Copy nothing but the text: reproduce each line of the listing exactly and leave the pictures out.

[Records]
__________________________________________________

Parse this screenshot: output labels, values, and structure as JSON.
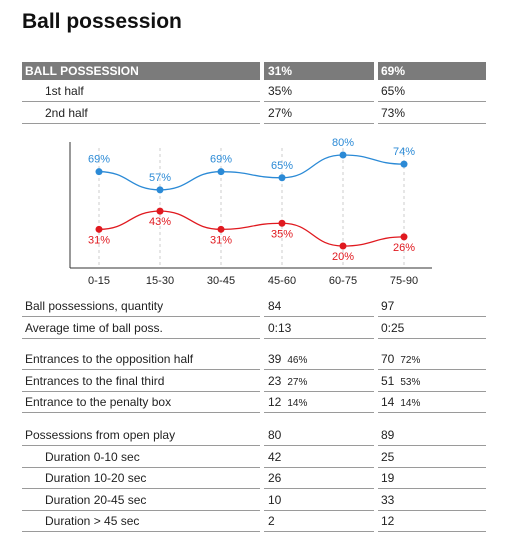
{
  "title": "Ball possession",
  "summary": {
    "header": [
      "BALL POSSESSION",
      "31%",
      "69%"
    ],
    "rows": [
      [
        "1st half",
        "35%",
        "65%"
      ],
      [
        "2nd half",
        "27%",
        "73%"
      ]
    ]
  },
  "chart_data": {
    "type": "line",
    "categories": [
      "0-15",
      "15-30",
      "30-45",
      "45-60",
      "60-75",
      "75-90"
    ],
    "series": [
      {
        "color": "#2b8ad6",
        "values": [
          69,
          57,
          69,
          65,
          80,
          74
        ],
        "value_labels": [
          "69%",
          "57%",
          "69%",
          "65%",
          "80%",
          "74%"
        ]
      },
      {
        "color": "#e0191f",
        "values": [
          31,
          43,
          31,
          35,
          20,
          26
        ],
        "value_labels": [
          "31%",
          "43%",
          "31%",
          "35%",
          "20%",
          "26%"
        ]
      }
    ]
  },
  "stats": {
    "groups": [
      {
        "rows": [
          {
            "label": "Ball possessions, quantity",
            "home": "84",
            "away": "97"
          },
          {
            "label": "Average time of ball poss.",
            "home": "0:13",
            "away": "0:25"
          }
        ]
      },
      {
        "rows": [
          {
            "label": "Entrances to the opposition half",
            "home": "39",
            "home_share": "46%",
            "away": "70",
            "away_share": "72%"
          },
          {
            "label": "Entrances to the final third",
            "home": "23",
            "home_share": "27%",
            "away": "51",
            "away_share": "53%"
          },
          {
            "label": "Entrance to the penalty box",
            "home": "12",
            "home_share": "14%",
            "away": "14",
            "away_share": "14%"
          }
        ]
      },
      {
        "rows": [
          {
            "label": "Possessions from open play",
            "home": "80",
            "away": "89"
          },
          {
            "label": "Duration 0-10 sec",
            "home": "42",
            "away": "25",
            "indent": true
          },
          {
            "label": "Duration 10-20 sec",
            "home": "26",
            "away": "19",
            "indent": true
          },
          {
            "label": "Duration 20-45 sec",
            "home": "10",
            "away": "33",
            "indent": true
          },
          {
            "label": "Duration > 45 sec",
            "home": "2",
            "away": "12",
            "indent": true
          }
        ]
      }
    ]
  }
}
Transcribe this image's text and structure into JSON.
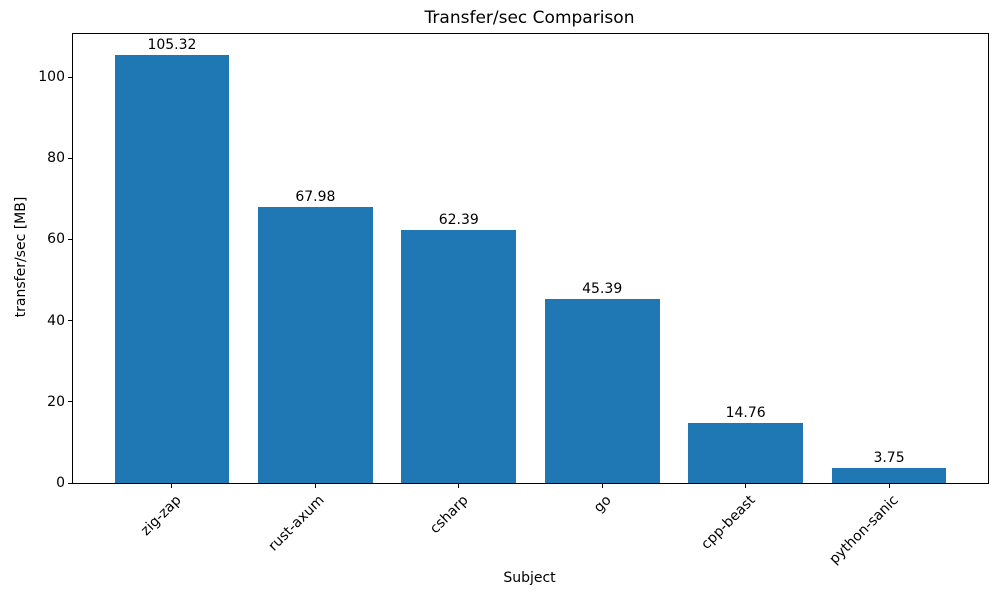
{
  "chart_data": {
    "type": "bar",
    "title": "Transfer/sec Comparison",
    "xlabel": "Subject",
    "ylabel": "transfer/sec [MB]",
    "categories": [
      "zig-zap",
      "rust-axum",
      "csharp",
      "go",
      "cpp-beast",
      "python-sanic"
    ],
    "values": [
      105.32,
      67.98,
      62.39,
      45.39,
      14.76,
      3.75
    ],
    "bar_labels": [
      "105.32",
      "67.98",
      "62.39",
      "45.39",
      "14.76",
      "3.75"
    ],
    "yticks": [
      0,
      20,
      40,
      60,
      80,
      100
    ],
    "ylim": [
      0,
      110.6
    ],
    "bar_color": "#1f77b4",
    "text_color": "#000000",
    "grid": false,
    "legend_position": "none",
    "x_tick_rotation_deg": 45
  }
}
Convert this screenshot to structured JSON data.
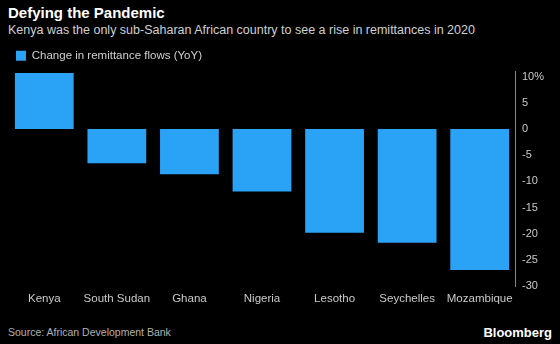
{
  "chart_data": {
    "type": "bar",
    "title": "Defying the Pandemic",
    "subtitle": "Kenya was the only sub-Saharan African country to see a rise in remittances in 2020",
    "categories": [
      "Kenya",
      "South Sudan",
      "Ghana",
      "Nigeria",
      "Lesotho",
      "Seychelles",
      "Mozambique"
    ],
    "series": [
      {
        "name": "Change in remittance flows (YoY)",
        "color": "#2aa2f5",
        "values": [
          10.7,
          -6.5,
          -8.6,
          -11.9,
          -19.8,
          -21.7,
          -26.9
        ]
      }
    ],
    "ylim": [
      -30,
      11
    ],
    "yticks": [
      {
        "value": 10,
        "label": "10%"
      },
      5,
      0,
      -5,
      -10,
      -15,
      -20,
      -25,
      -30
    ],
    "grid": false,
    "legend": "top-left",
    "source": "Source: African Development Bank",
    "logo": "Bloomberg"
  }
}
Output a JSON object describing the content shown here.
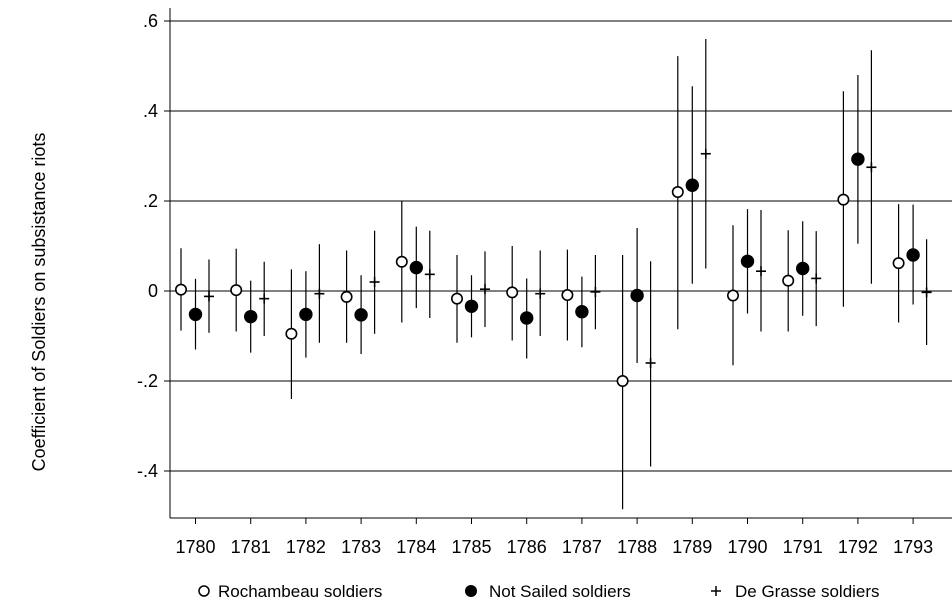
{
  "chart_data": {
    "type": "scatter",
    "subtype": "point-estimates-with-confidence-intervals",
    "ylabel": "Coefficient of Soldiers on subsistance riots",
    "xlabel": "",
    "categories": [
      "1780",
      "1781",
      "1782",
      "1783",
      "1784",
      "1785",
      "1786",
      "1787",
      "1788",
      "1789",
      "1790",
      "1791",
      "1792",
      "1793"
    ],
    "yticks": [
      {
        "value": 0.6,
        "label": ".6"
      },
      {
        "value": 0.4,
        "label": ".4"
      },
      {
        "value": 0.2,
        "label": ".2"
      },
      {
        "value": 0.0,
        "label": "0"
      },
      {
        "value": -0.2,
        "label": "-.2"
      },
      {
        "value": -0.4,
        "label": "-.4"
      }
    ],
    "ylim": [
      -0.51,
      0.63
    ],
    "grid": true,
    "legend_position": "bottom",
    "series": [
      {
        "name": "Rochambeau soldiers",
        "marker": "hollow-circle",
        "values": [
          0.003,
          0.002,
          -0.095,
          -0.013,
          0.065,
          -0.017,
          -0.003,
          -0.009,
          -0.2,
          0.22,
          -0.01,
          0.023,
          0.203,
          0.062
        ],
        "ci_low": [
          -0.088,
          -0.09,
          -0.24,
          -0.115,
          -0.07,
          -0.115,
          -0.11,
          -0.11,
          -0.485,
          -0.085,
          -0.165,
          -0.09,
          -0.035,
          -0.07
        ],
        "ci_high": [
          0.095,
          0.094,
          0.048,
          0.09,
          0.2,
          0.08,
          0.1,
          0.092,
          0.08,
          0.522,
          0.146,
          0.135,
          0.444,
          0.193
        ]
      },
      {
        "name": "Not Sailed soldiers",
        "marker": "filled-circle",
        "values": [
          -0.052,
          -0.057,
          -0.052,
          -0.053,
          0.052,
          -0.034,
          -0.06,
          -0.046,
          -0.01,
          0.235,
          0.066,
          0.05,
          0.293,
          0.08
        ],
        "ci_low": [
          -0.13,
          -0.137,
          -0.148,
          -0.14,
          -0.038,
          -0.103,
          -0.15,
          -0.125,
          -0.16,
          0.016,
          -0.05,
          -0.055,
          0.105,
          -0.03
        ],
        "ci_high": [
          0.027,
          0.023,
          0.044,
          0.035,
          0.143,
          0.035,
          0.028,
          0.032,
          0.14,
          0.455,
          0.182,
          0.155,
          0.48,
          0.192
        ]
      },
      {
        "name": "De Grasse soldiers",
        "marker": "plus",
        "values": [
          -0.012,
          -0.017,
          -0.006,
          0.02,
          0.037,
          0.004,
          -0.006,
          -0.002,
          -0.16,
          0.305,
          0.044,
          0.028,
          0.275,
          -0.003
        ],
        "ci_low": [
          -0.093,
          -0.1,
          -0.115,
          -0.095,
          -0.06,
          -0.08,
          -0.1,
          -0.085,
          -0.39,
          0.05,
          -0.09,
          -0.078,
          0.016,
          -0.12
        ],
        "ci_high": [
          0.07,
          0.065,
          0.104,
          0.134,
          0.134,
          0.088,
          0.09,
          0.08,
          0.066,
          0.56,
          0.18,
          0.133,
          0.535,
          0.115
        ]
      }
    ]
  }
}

__________________________________________________

#### RESPONSE:
Parse this screenshot: output labels, values, and structure as JSON.
{
  "title": "Ball possession",
  "summary": {
    "header": [
      "BALL POSSESSION",
      "31%",
      "69%"
    ],
    "rows": [
      [
        "1st half",
        "35%",
        "65%"
      ],
      [
        "2nd half",
        "27%",
        "73%"
      ]
    ]
  },
  "chart_data": {
    "type": "line",
    "categories": [
      "0-15",
      "15-30",
      "30-45",
      "45-60",
      "60-75",
      "75-90"
    ],
    "series": [
      {
        "color": "#2b8ad6",
        "values": [
          69,
          57,
          69,
          65,
          80,
          74
        ],
        "value_labels": [
          "69%",
          "57%",
          "69%",
          "65%",
          "80%",
          "74%"
        ]
      },
      {
        "color": "#e0191f",
        "values": [
          31,
          43,
          31,
          35,
          20,
          26
        ],
        "value_labels": [
          "31%",
          "43%",
          "31%",
          "35%",
          "20%",
          "26%"
        ]
      }
    ]
  },
  "stats": {
    "groups": [
      {
        "rows": [
          {
            "label": "Ball possessions, quantity",
            "home": "84",
            "away": "97"
          },
          {
            "label": "Average time of ball poss.",
            "home": "0:13",
            "away": "0:25"
          }
        ]
      },
      {
        "rows": [
          {
            "label": "Entrances to the opposition half",
            "home": "39",
            "home_share": "46%",
            "away": "70",
            "away_share": "72%"
          },
          {
            "label": "Entrances to the final third",
            "home": "23",
            "home_share": "27%",
            "away": "51",
            "away_share": "53%"
          },
          {
            "label": "Entrance to the penalty box",
            "home": "12",
            "home_share": "14%",
            "away": "14",
            "away_share": "14%"
          }
        ]
      },
      {
        "rows": [
          {
            "label": "Possessions from open play",
            "home": "80",
            "away": "89"
          },
          {
            "label": "Duration 0-10 sec",
            "home": "42",
            "away": "25",
            "indent": true
          },
          {
            "label": "Duration 10-20 sec",
            "home": "26",
            "away": "19",
            "indent": true
          },
          {
            "label": "Duration 20-45 sec",
            "home": "10",
            "away": "33",
            "indent": true
          },
          {
            "label": "Duration > 45 sec",
            "home": "2",
            "away": "12",
            "indent": true
          }
        ]
      }
    ]
  }
}
Transcribe this image's text and structure into JSON.
{
  "chart_data": {
    "type": "bar",
    "title": "Transfer/sec Comparison",
    "xlabel": "Subject",
    "ylabel": "transfer/sec [MB]",
    "categories": [
      "zig-zap",
      "rust-axum",
      "csharp",
      "go",
      "cpp-beast",
      "python-sanic"
    ],
    "values": [
      105.32,
      67.98,
      62.39,
      45.39,
      14.76,
      3.75
    ],
    "bar_labels": [
      "105.32",
      "67.98",
      "62.39",
      "45.39",
      "14.76",
      "3.75"
    ],
    "yticks": [
      0,
      20,
      40,
      60,
      80,
      100
    ],
    "ylim": [
      0,
      110.6
    ],
    "bar_color": "#1f77b4",
    "text_color": "#000000",
    "grid": false,
    "legend_position": "none",
    "x_tick_rotation_deg": 45
  }
}
Convert this screenshot to structured JSON data.
{
  "chart_data": {
    "type": "bar",
    "title": "Defying the Pandemic",
    "subtitle": "Kenya was the only sub-Saharan African country to see a rise in remittances in 2020",
    "categories": [
      "Kenya",
      "South Sudan",
      "Ghana",
      "Nigeria",
      "Lesotho",
      "Seychelles",
      "Mozambique"
    ],
    "series": [
      {
        "name": "Change in remittance flows (YoY)",
        "color": "#2aa2f5",
        "values": [
          10.7,
          -6.5,
          -8.6,
          -11.9,
          -19.8,
          -21.7,
          -26.9
        ]
      }
    ],
    "ylim": [
      -30,
      11
    ],
    "yticks": [
      {
        "value": 10,
        "label": "10%"
      },
      5,
      0,
      -5,
      -10,
      -15,
      -20,
      -25,
      -30
    ],
    "grid": false,
    "legend": "top-left",
    "source": "Source: African Development Bank",
    "logo": "Bloomberg"
  }
}
Output a JSON object describing the content shown here.
{
  "chart_data": {
    "type": "scatter",
    "subtype": "point-estimates-with-confidence-intervals",
    "ylabel": "Coefficient of Soldiers on subsistance riots",
    "xlabel": "",
    "categories": [
      "1780",
      "1781",
      "1782",
      "1783",
      "1784",
      "1785",
      "1786",
      "1787",
      "1788",
      "1789",
      "1790",
      "1791",
      "1792",
      "1793"
    ],
    "yticks": [
      {
        "value": 0.6,
        "label": ".6"
      },
      {
        "value": 0.4,
        "label": ".4"
      },
      {
        "value": 0.2,
        "label": ".2"
      },
      {
        "value": 0.0,
        "label": "0"
      },
      {
        "value": -0.2,
        "label": "-.2"
      },
      {
        "value": -0.4,
        "label": "-.4"
      }
    ],
    "ylim": [
      -0.51,
      0.63
    ],
    "grid": true,
    "legend_position": "bottom",
    "series": [
      {
        "name": "Rochambeau soldiers",
        "marker": "hollow-circle",
        "values": [
          0.003,
          0.002,
          -0.095,
          -0.013,
          0.065,
          -0.017,
          -0.003,
          -0.009,
          -0.2,
          0.22,
          -0.01,
          0.023,
          0.203,
          0.062
        ],
        "ci_low": [
          -0.088,
          -0.09,
          -0.24,
          -0.115,
          -0.07,
          -0.115,
          -0.11,
          -0.11,
          -0.485,
          -0.085,
          -0.165,
          -0.09,
          -0.035,
          -0.07
        ],
        "ci_high": [
          0.095,
          0.094,
          0.048,
          0.09,
          0.2,
          0.08,
          0.1,
          0.092,
          0.08,
          0.522,
          0.146,
          0.135,
          0.444,
          0.193
        ]
      },
      {
        "name": "Not Sailed soldiers",
        "marker": "filled-circle",
        "values": [
          -0.052,
          -0.057,
          -0.052,
          -0.053,
          0.052,
          -0.034,
          -0.06,
          -0.046,
          -0.01,
          0.235,
          0.066,
          0.05,
          0.293,
          0.08
        ],
        "ci_low": [
          -0.13,
          -0.137,
          -0.148,
          -0.14,
          -0.038,
          -0.103,
          -0.15,
          -0.125,
          -0.16,
          0.016,
          -0.05,
          -0.055,
          0.105,
          -0.03
        ],
        "ci_high": [
          0.027,
          0.023,
          0.044,
          0.035,
          0.143,
          0.035,
          0.028,
          0.032,
          0.14,
          0.455,
          0.182,
          0.155,
          0.48,
          0.192
        ]
      },
      {
        "name": "De Grasse soldiers",
        "marker": "plus",
        "values": [
          -0.012,
          -0.017,
          -0.006,
          0.02,
          0.037,
          0.004,
          -0.006,
          -0.002,
          -0.16,
          0.305,
          0.044,
          0.028,
          0.275,
          -0.003
        ],
        "ci_low": [
          -0.093,
          -0.1,
          -0.115,
          -0.095,
          -0.06,
          -0.08,
          -0.1,
          -0.085,
          -0.39,
          0.05,
          -0.09,
          -0.078,
          0.016,
          -0.12
        ],
        "ci_high": [
          0.07,
          0.065,
          0.104,
          0.134,
          0.134,
          0.088,
          0.09,
          0.08,
          0.066,
          0.56,
          0.18,
          0.133,
          0.535,
          0.115
        ]
      }
    ]
  }
}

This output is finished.